→ EXERCISE AIM: The records should be written out in full, with nothing altered.

Data items:
########
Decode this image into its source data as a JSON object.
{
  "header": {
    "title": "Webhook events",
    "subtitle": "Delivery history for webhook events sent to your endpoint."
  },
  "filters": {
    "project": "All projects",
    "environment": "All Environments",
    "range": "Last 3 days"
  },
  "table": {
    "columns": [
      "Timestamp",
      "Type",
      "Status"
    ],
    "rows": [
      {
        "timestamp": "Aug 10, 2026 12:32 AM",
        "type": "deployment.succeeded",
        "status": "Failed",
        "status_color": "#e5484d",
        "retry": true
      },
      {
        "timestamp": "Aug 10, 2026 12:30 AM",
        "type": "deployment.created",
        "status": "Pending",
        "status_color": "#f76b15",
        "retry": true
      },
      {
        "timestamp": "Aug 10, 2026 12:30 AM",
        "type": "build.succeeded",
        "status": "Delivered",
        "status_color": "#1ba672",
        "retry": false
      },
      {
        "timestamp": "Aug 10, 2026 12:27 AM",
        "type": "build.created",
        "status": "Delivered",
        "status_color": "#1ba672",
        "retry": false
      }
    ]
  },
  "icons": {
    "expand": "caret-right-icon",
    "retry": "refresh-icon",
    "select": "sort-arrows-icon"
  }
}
########
→ SOLUTION FOR THIS PROBLEM:
Decode this image into its source data as a JSON object.
{
  "header": {
    "title": "Webhook events",
    "subtitle": "Delivery history for webhook events sent to your endpoint."
  },
  "filters": {
    "project": "All projects",
    "environment": "All Environments",
    "range": "Last 3 days"
  },
  "table": {
    "columns": [
      "Timestamp",
      "Type",
      "Status"
    ],
    "rows": [
      {
        "timestamp": "Aug 10, 2026 12:32 AM",
        "type": "deployment.succeeded",
        "status": "Failed",
        "status_color": "#e5484d",
        "retry": true
      },
      {
        "timestamp": "Aug 10, 2026 12:30 AM",
        "type": "deployment.created",
        "status": "Pending",
        "status_color": "#f76b15",
        "retry": true
      },
      {
        "timestamp": "Aug 10, 2026 12:30 AM",
        "type": "build.succeeded",
        "status": "Delivered",
        "status_color": "#1ba672",
        "retry": false
      },
      {
        "timestamp": "Aug 10, 2026 12:27 AM",
        "type": "build.created",
        "status": "Delivered",
        "status_color": "#1ba672",
        "retry": false
      }
    ]
  },
  "icons": {
    "expand": "caret-right-icon",
    "retry": "refresh-icon",
    "select": "sort-arrows-icon"
  }
}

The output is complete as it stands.